_YOUR OBJECTIVE:_
In the material below, identify each line bearing the word "victim". Reproduce those lines.

(Dataset records)
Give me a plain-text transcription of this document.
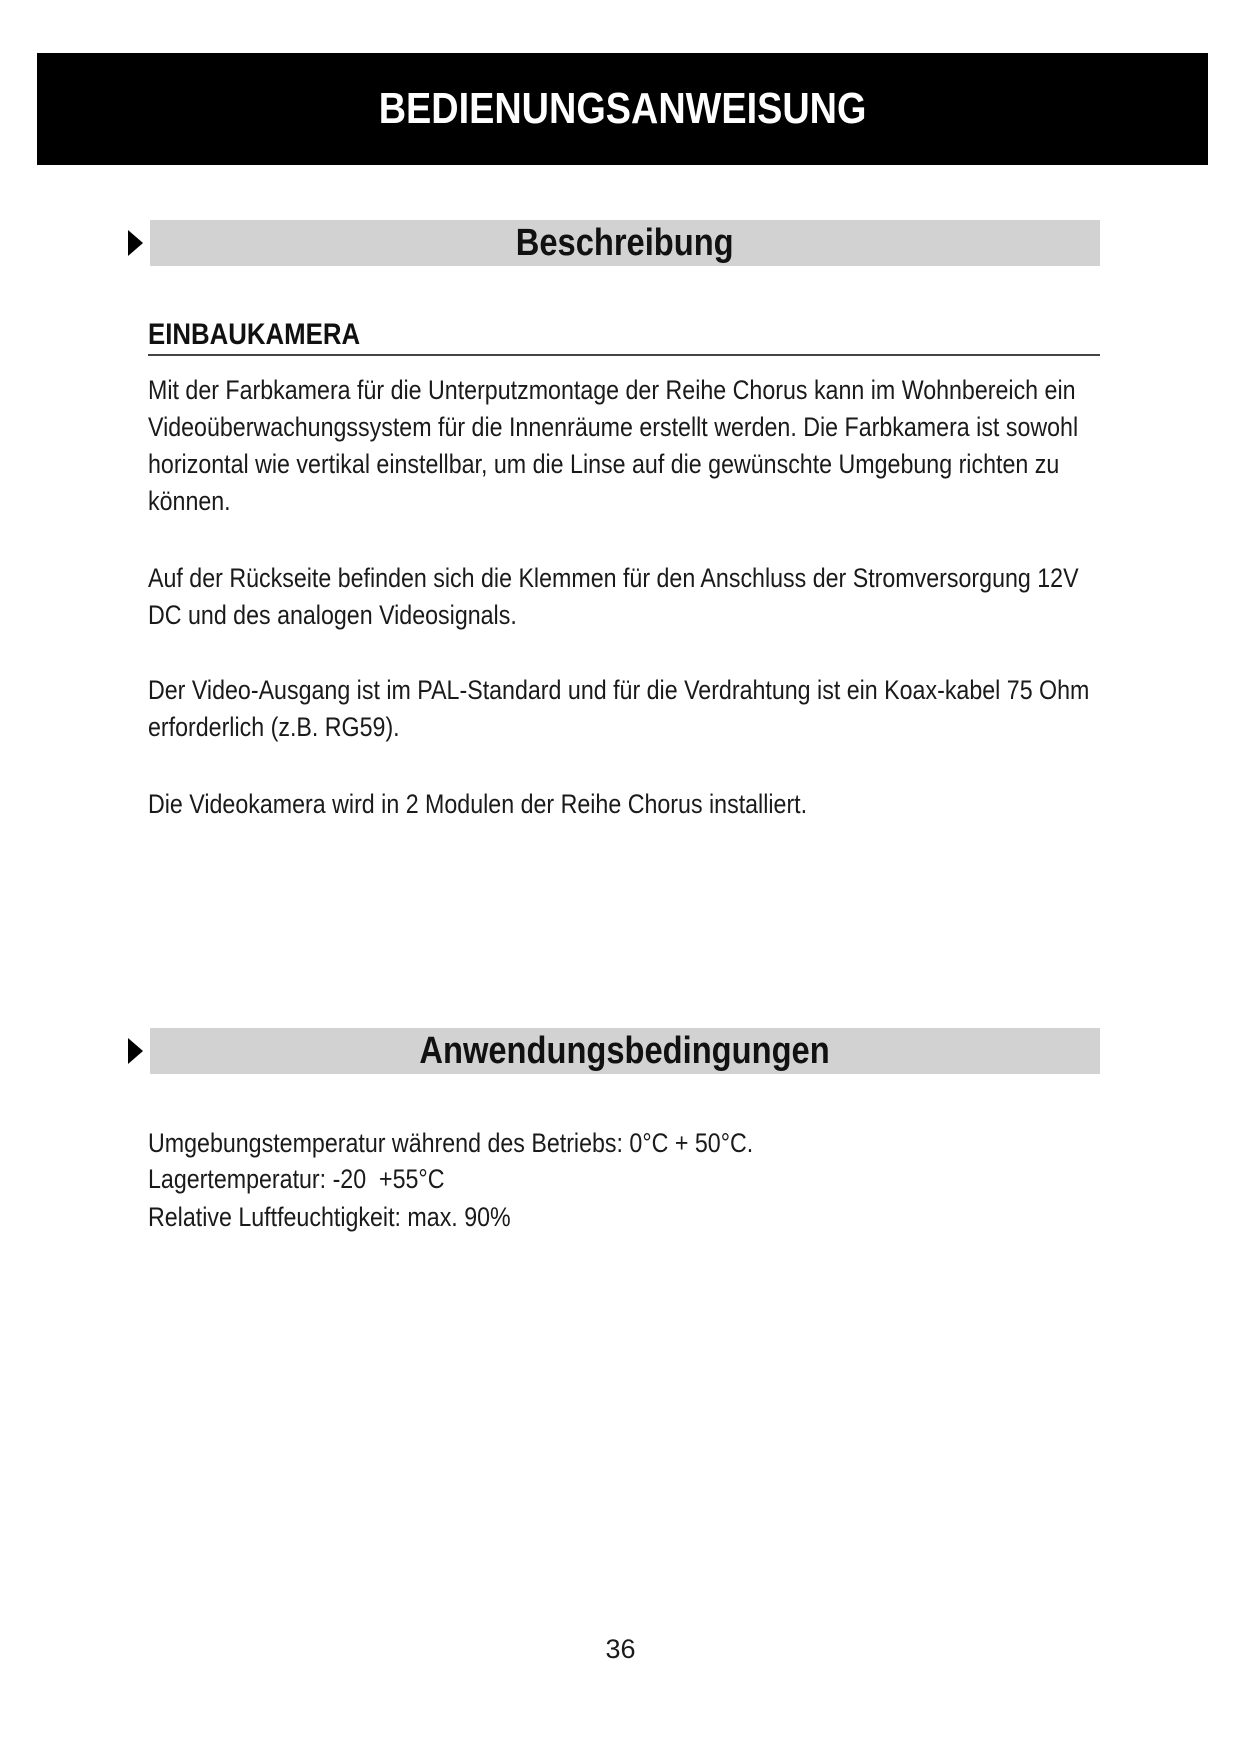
BEDIENUNGSANWEISUNG
Beschreibung
EINBAUKAMERA

Mit der Farbkamera für die Unterputzmontage der Reihe Chorus kann im Wohnbereich ein Videoüberwachungssystem für die Innenräume erstellt werden. Die Farbkamera ist sowohl horizontal wie vertikal einstellbar, um die Linse auf die gewünschte Umgebung richten zu können.

Auf der Rückseite befinden sich die Klemmen für den Anschluss der Stromversorgung 12V DC und des analogen Videosignals.

Der Video-Ausgang ist im PAL-Standard und für die Verdrahtung ist ein Koax-kabel 75 Ohm erforderlich (z.B. RG59).

Die Videokamera wird in 2 Modulen der Reihe Chorus installiert.

Anwendungsbedingungen

Umgebungstemperatur während des Betriebs: 0°C + 50°C.

Lagertemperatur: -20  +55°C

Relative Luftfeuchtigkeit: max. 90%

36
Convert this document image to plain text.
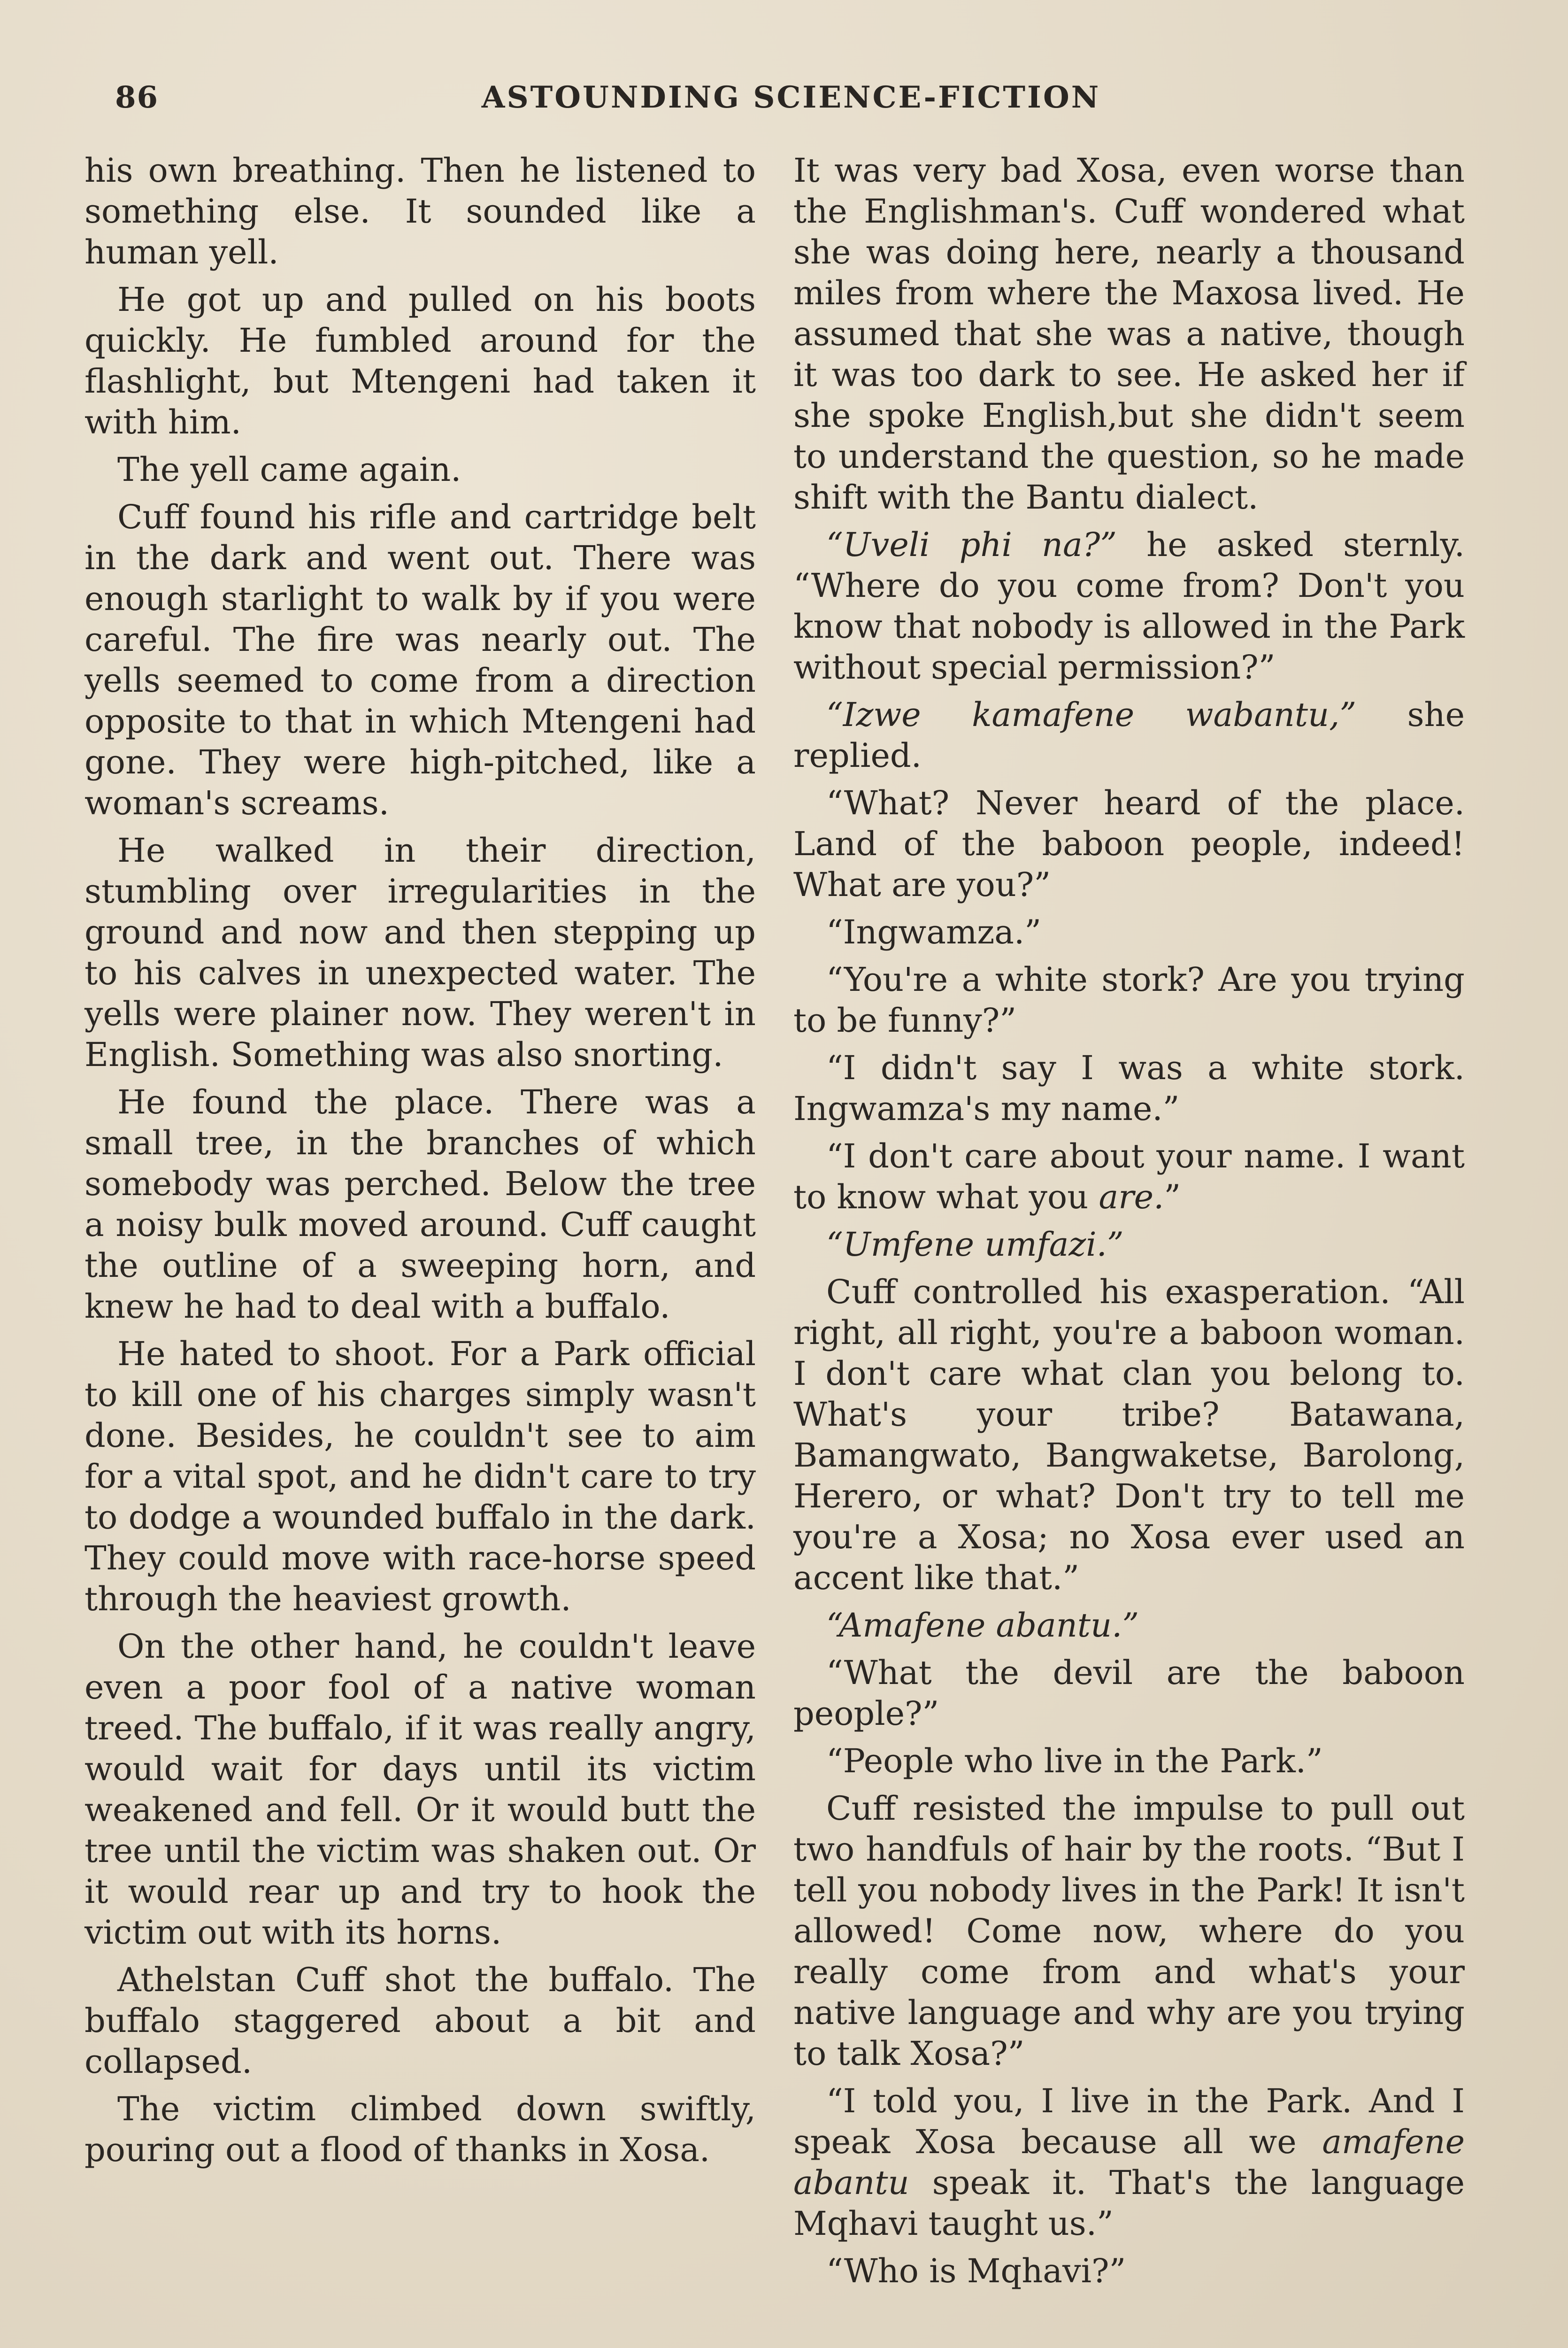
86	ASTOUNDING SCIENCE-FICTION

his own breathing. Then he listened to something else. It sounded like a human yell.

He got up and pulled on his boots quickly. He fumbled around for the flashlight, but Mtengeni had taken it with him.

The yell came again.

Cuff found his rifle and cartridge belt in the dark and went out. There was enough starlight to walk by if you were careful. The fire was nearly out. The yells seemed to come from a direction opposite to that in which Mtengeni had gone. They were high-pitched, like a woman's screams.

He walked in their direction, stumbling over irregularities in the ground and now and then stepping up to his calves in unexpected water. The yells were plainer now. They weren't in English. Something was also snorting.

He found the place. There was a small tree, in the branches of which somebody was perched. Below the tree a noisy bulk moved around. Cuff caught the outline of a sweeping horn, and knew he had to deal with a buffalo.

He hated to shoot. For a Park official to kill one of his charges simply wasn't done. Besides, he couldn't see to aim for a vital spot, and he didn't care to try to dodge a wounded buffalo in the dark. They could move with race-horse speed through the heaviest growth.

On the other hand, he couldn't leave even a poor fool of a native woman treed. The buffalo, if it was really angry, would wait for days until its victim weakened and fell. Or it would butt the tree until the victim was shaken out. Or it would rear up and try to hook the victim out with its horns.

Athelstan Cuff shot the buffalo. The buffalo staggered about a bit and collapsed.

The victim climbed down swiftly, pouring out a flood of thanks in Xosa.

It was very bad Xosa, even worse than the Englishman's. Cuff wondered what she was doing here, nearly a thousand miles from where the Maxosa lived. He assumed that she was a native, though it was too dark to see. He asked her if she spoke English,but she didn't seem to understand the question, so he made shift with the Bantu dialect.

“Uveli phi na?” he asked sternly. “Where do you come from? Don't you know that nobody is allowed in the Park without special permission?”

“Izwe kamafene wabantu,” she replied.

“What? Never heard of the place. Land of the baboon people, indeed! What are you?”

“Ingwamza.”

“You're a white stork? Are you trying to be funny?”

“I didn't say I was a white stork. Ingwamza's my name.”

“I don't care about your name. I want to know what you are.”

“Umfene umfazi.”

Cuff controlled his exasperation. “All right, all right, you're a baboon woman. I don't care what clan you belong to. What's your tribe? Batawana, Bamangwato, Bangwaketse, Barolong, Herero, or what? Don't try to tell me you're a Xosa; no Xosa ever used an accent like that.”

“Amafene abantu.”

“What the devil are the baboon people?”

“People who live in the Park.”

Cuff resisted the impulse to pull out two handfuls of hair by the roots. “But I tell you nobody lives in the Park! It isn't allowed! Come now, where do you really come from and what's your native language and why are you trying to talk Xosa?”

“I told you, I live in the Park. And I speak Xosa because all we amafene abantu speak it. That's the language Mqhavi taught us.”

“Who is Mqhavi?”
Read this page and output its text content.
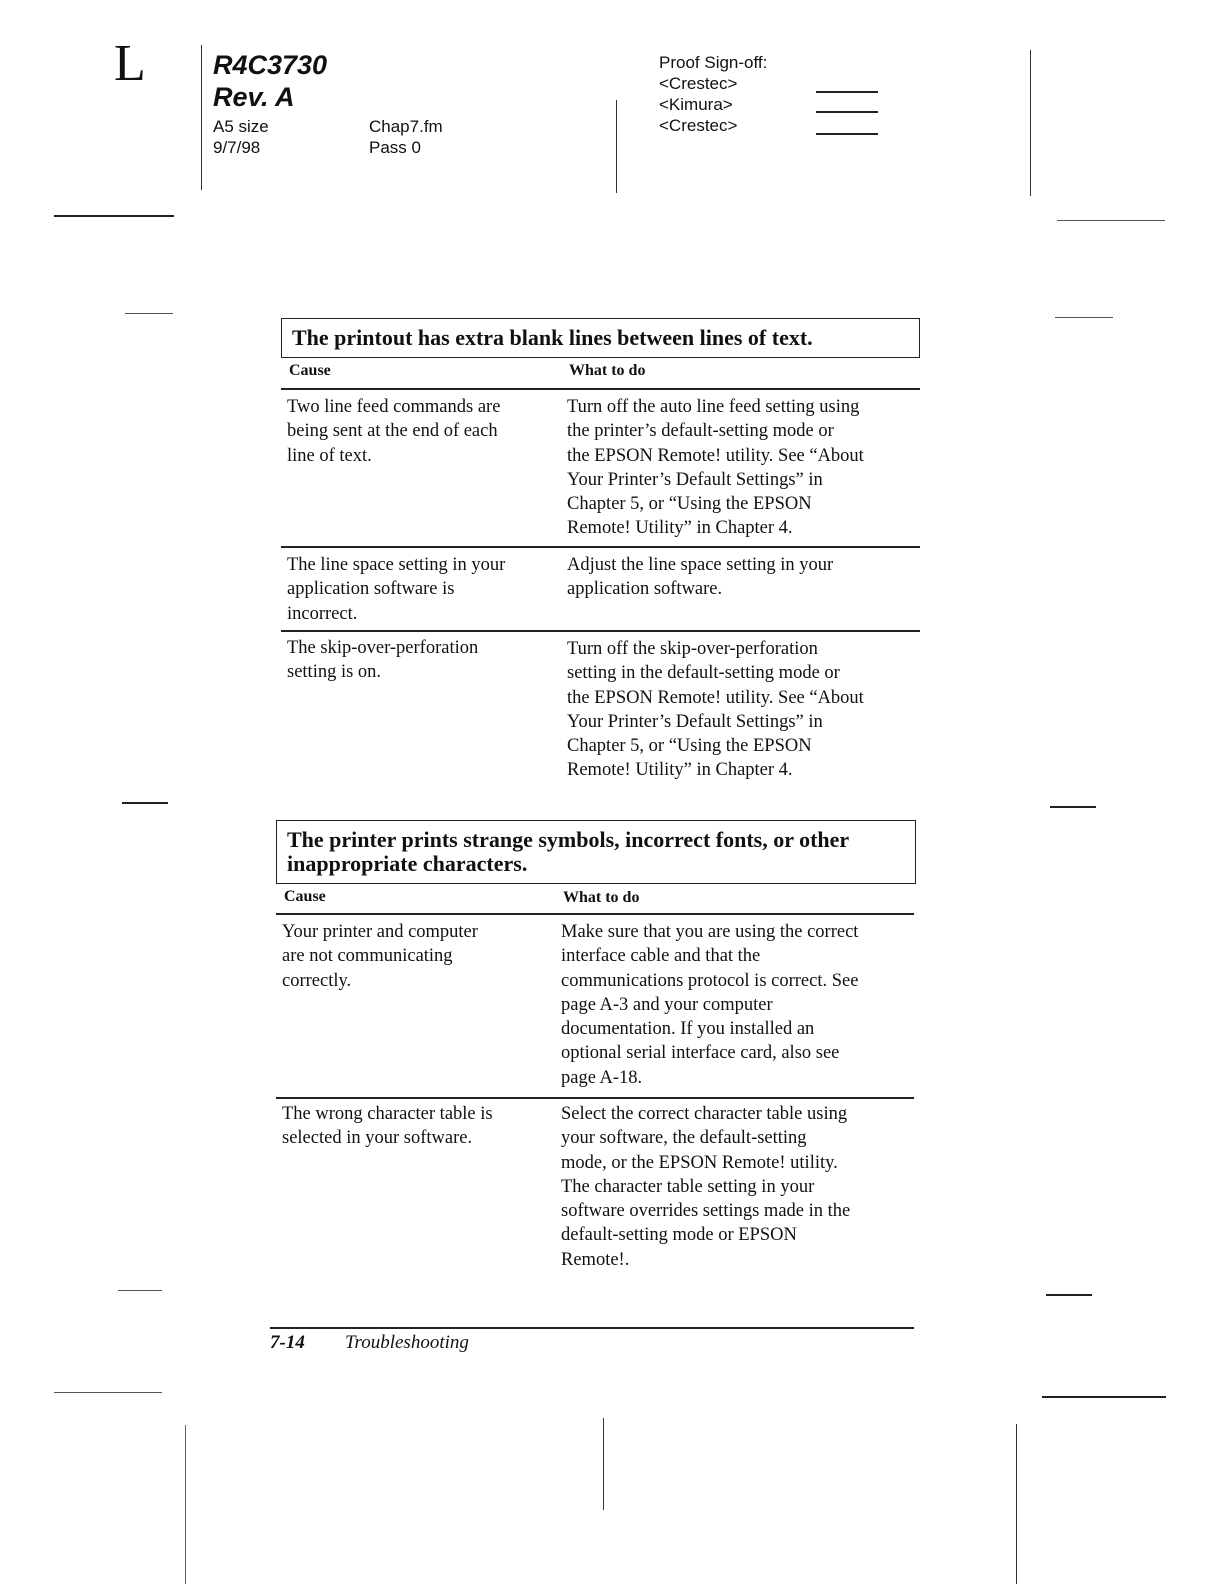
L R4C3730
Rev. A
A5 size
9/7/98
Chap7.fm
Pass 0
Proof Sign-off:
<Crestec>
<Kimura>
<Crestec>
The printout has extra blank lines between lines of text.
Cause	What to do
Two line feed commands are
being sent at the end of each
line of text.
Turn off the auto line feed setting using
the printer’s default-setting mode or
the EPSON Remote! utility. See “About
Your Printer’s Default Settings” in
Chapter 5, or “Using the EPSON
Remote! Utility” in Chapter 4.
The line space setting in your
application software is
incorrect.
Adjust the line space setting in your
application software.
The skip-over-perforation
setting is on.
Turn off the skip-over-perforation
setting in the default-setting mode or
the EPSON Remote! utility. See “About
Your Printer’s Default Settings” in
Chapter 5, or “Using the EPSON
Remote! Utility” in Chapter 4.
The printer prints strange symbols, incorrect fonts, or other
inappropriate characters.
Cause	What to do
Your printer and computer
are not communicating
correctly.
Make sure that you are using the correct
interface cable and that the
communications protocol is correct. See
page A-3 and your computer
documentation. If you installed an
optional serial interface card, also see
page A-18.
The wrong character table is
selected in your software.
Select the correct character table using
your software, the default-setting
mode, or the EPSON Remote! utility.
The character table setting in your
software overrides settings made in the
default-setting mode or EPSON
Remote!.
7-14 Troubleshooting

_WRITTEN REPLY:_
On the other hand, he couldn't leave even a poor fool of a native woman treed. The buffalo, if it was really angry, would wait for days until its victim weakened and fell. Or it would butt the tree until the victim was shaken out. Or it would rear up and try to hook the victim out with its horns.
The victim climbed down swiftly, pouring out a flood of thanks in Xosa.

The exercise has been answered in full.